Excerpt from a dataset:
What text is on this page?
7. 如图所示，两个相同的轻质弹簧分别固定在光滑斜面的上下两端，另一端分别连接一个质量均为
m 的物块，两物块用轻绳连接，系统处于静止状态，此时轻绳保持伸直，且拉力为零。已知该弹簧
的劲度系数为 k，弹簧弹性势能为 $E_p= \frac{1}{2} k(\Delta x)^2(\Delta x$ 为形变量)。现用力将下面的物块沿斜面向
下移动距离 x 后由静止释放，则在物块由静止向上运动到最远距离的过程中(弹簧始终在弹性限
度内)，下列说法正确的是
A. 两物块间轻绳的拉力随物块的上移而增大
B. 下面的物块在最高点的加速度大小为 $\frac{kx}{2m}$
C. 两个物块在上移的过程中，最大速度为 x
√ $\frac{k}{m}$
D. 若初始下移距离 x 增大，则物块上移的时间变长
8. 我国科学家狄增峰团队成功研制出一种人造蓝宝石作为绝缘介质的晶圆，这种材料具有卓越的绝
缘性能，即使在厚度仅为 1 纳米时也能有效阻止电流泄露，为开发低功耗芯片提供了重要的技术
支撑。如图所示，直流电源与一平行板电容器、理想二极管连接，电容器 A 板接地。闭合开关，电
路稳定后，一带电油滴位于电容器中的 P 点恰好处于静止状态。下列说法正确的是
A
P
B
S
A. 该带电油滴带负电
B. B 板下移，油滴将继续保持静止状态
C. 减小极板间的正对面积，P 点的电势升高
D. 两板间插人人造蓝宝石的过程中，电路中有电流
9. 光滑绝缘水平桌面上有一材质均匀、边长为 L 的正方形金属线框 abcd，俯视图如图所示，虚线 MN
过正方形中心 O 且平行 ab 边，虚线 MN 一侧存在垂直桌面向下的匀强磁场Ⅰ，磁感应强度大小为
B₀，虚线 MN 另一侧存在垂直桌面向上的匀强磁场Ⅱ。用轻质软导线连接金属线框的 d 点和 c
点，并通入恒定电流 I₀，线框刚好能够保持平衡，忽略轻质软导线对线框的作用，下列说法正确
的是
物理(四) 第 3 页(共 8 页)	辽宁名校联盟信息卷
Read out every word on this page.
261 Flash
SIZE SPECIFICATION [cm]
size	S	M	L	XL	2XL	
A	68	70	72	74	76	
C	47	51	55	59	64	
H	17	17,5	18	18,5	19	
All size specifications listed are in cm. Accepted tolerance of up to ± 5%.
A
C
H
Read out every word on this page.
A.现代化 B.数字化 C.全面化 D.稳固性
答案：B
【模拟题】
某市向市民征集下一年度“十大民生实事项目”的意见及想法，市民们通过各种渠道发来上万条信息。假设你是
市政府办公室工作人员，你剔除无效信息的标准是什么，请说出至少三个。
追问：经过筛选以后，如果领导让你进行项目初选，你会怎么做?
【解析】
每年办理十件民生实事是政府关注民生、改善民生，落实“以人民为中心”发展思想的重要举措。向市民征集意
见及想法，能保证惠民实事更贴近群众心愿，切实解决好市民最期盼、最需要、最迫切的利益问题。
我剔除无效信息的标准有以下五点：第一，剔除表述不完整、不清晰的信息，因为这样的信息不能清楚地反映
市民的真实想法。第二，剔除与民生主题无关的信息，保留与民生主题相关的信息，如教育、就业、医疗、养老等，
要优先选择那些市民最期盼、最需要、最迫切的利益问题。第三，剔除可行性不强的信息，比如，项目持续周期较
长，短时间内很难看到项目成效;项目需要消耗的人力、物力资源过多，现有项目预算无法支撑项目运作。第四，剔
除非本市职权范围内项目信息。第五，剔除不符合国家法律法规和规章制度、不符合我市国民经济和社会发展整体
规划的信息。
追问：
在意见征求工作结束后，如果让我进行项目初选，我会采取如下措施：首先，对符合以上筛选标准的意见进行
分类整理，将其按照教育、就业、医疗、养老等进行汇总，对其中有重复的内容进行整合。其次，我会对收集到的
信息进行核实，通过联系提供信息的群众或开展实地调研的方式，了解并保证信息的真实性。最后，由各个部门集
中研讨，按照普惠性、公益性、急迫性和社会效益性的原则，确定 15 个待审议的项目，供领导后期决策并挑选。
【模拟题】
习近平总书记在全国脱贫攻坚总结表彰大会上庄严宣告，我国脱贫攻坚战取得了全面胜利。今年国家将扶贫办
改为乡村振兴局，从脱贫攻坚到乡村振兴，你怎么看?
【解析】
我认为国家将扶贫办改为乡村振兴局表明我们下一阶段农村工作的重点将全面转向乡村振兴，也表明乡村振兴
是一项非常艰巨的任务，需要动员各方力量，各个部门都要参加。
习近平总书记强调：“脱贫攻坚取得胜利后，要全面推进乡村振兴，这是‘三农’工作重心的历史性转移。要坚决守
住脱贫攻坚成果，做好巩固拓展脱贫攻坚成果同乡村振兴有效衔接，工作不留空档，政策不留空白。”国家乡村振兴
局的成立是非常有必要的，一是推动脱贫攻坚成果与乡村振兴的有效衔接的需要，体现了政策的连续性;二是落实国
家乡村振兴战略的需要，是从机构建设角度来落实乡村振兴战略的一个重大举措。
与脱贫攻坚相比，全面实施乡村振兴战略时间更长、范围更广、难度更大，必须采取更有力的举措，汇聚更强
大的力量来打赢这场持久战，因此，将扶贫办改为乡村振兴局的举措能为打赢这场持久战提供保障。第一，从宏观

» What is required
Please restate the data word for word, every record included.

» Completed exercise
What text is on this page?
7. 如图所示，两个相同的轻质弹簧分别固定在光滑斜面的上下两端，另一端分别连接一个质量均为
m 的物块，两物块用轻绳连接，系统处于静止状态，此时轻绳保持伸直，且拉力为零。已知该弹簧
的劲度系数为 k，弹簧弹性势能为 $E_p= \frac{1}{2} k(\Delta x)^2(\Delta x$ 为形变量)。现用力将下面的物块沿斜面向
下移动距离 x 后由静止释放，则在物块由静止向上运动到最远距离的过程中(弹簧始终在弹性限
度内)，下列说法正确的是
A. 两物块间轻绳的拉力随物块的上移而增大
B. 下面的物块在最高点的加速度大小为 $\frac{kx}{2m}$
C. 两个物块在上移的过程中，最大速度为 x
√ $\frac{k}{m}$
D. 若初始下移距离 x 增大，则物块上移的时间变长
8. 我国科学家狄增峰团队成功研制出一种人造蓝宝石作为绝缘介质的晶圆，这种材料具有卓越的绝
缘性能，即使在厚度仅为 1 纳米时也能有效阻止电流泄露，为开发低功耗芯片提供了重要的技术
支撑。如图所示，直流电源与一平行板电容器、理想二极管连接，电容器 A 板接地。闭合开关，电
路稳定后，一带电油滴位于电容器中的 P 点恰好处于静止状态。下列说法正确的是
A
P
B
S
A. 该带电油滴带负电
B. B 板下移，油滴将继续保持静止状态
C. 减小极板间的正对面积，P 点的电势升高
D. 两板间插人人造蓝宝石的过程中，电路中有电流
9. 光滑绝缘水平桌面上有一材质均匀、边长为 L 的正方形金属线框 abcd，俯视图如图所示，虚线 MN
过正方形中心 O 且平行 ab 边，虚线 MN 一侧存在垂直桌面向下的匀强磁场Ⅰ，磁感应强度大小为
B₀，虚线 MN 另一侧存在垂直桌面向上的匀强磁场Ⅱ。用轻质软导线连接金属线框的 d 点和 c
点，并通入恒定电流 I₀，线框刚好能够保持平衡，忽略轻质软导线对线框的作用，下列说法正确
的是
物理(四) 第 3 页(共 8 页)	辽宁名校联盟信息卷
Read out every word on this page.
261 Flash
SIZE SPECIFICATION [cm]
size	S	M	L	XL	2XL	
A	68	70	72	74	76	
C	47	51	55	59	64	
H	17	17,5	18	18,5	19	
All size specifications listed are in cm. Accepted tolerance of up to ± 5%.
A
C
H
Read out every word on this page.
A.现代化 B.数字化 C.全面化 D.稳固性
答案：B
【模拟题】
某市向市民征集下一年度“十大民生实事项目”的意见及想法，市民们通过各种渠道发来上万条信息。假设你是
市政府办公室工作人员，你剔除无效信息的标准是什么，请说出至少三个。
追问：经过筛选以后，如果领导让你进行项目初选，你会怎么做?
【解析】
每年办理十件民生实事是政府关注民生、改善民生，落实“以人民为中心”发展思想的重要举措。向市民征集意
见及想法，能保证惠民实事更贴近群众心愿，切实解决好市民最期盼、最需要、最迫切的利益问题。
我剔除无效信息的标准有以下五点：第一，剔除表述不完整、不清晰的信息，因为这样的信息不能清楚地反映
市民的真实想法。第二，剔除与民生主题无关的信息，保留与民生主题相关的信息，如教育、就业、医疗、养老等，
要优先选择那些市民最期盼、最需要、最迫切的利益问题。第三，剔除可行性不强的信息，比如，项目持续周期较
长，短时间内很难看到项目成效;项目需要消耗的人力、物力资源过多，现有项目预算无法支撑项目运作。第四，剔
除非本市职权范围内项目信息。第五，剔除不符合国家法律法规和规章制度、不符合我市国民经济和社会发展整体
规划的信息。
追问：
在意见征求工作结束后，如果让我进行项目初选，我会采取如下措施：首先，对符合以上筛选标准的意见进行
分类整理，将其按照教育、就业、医疗、养老等进行汇总，对其中有重复的内容进行整合。其次，我会对收集到的
信息进行核实，通过联系提供信息的群众或开展实地调研的方式，了解并保证信息的真实性。最后，由各个部门集
中研讨，按照普惠性、公益性、急迫性和社会效益性的原则，确定 15 个待审议的项目，供领导后期决策并挑选。
【模拟题】
习近平总书记在全国脱贫攻坚总结表彰大会上庄严宣告，我国脱贫攻坚战取得了全面胜利。今年国家将扶贫办
改为乡村振兴局，从脱贫攻坚到乡村振兴，你怎么看?
【解析】
我认为国家将扶贫办改为乡村振兴局表明我们下一阶段农村工作的重点将全面转向乡村振兴，也表明乡村振兴
是一项非常艰巨的任务，需要动员各方力量，各个部门都要参加。
习近平总书记强调：“脱贫攻坚取得胜利后，要全面推进乡村振兴，这是‘三农’工作重心的历史性转移。要坚决守
住脱贫攻坚成果，做好巩固拓展脱贫攻坚成果同乡村振兴有效衔接，工作不留空档，政策不留空白。”国家乡村振兴
局的成立是非常有必要的，一是推动脱贫攻坚成果与乡村振兴的有效衔接的需要，体现了政策的连续性;二是落实国
家乡村振兴战略的需要，是从机构建设角度来落实乡村振兴战略的一个重大举措。
与脱贫攻坚相比，全面实施乡村振兴战略时间更长、范围更广、难度更大，必须采取更有力的举措，汇聚更强
大的力量来打赢这场持久战，因此，将扶贫办改为乡村振兴局的举措能为打赢这场持久战提供保障。第一，从宏观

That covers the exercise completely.